- [Problem statement] Output the material below unchanged, apart from leaving out the pictures.

** Start of Rows **

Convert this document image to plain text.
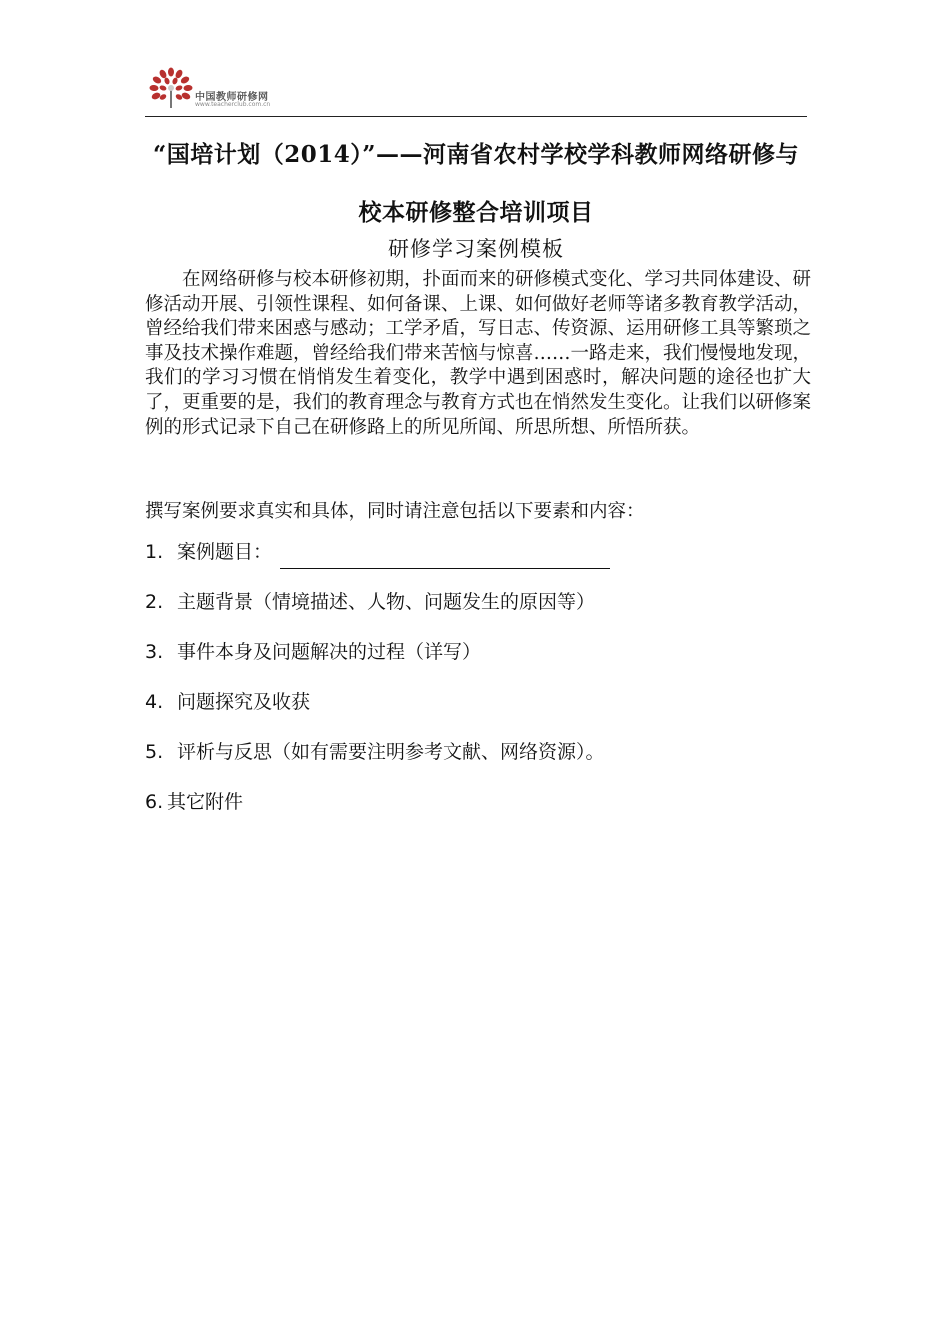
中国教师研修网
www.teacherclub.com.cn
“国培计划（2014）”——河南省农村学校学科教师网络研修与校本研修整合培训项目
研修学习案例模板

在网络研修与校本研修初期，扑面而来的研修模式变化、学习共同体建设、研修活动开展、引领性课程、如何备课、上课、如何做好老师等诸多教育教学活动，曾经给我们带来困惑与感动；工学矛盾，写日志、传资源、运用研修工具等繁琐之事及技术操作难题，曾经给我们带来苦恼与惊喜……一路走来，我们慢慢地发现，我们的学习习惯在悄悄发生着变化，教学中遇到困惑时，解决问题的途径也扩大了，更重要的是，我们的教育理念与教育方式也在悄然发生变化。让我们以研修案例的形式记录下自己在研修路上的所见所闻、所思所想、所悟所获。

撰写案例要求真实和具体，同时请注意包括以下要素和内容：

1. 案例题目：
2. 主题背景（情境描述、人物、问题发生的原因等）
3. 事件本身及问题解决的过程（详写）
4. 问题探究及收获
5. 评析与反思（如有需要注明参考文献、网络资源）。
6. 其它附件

** End of Rows **

- [Output of the exercise]
Convert this document image to plain text.
中国教师研修网
www.teacherclub.com.cn
“国培计划（2014）”——河南省农村学校学科教师网络研修与校本研修整合培训项目
研修学习案例模板

在网络研修与校本研修初期，扑面而来的研修模式变化、学习共同体建设、研修活动开展、引领性课程、如何备课、上课、如何做好老师等诸多教育教学活动，曾经给我们带来困惑与感动；工学矛盾，写日志、传资源、运用研修工具等繁琐之事及技术操作难题，曾经给我们带来苦恼与惊喜……一路走来，我们慢慢地发现，我们的学习习惯在悄悄发生着变化，教学中遇到困惑时，解决问题的途径也扩大了，更重要的是，我们的教育理念与教育方式也在悄然发生变化。让我们以研修案例的形式记录下自己在研修路上的所见所闻、所思所想、所悟所获。

撰写案例要求真实和具体，同时请注意包括以下要素和内容：

1. 案例题目：
2. 主题背景（情境描述、人物、问题发生的原因等）
3. 事件本身及问题解决的过程（详写）
4. 问题探究及收获
5. 评析与反思（如有需要注明参考文献、网络资源）。
6. 其它附件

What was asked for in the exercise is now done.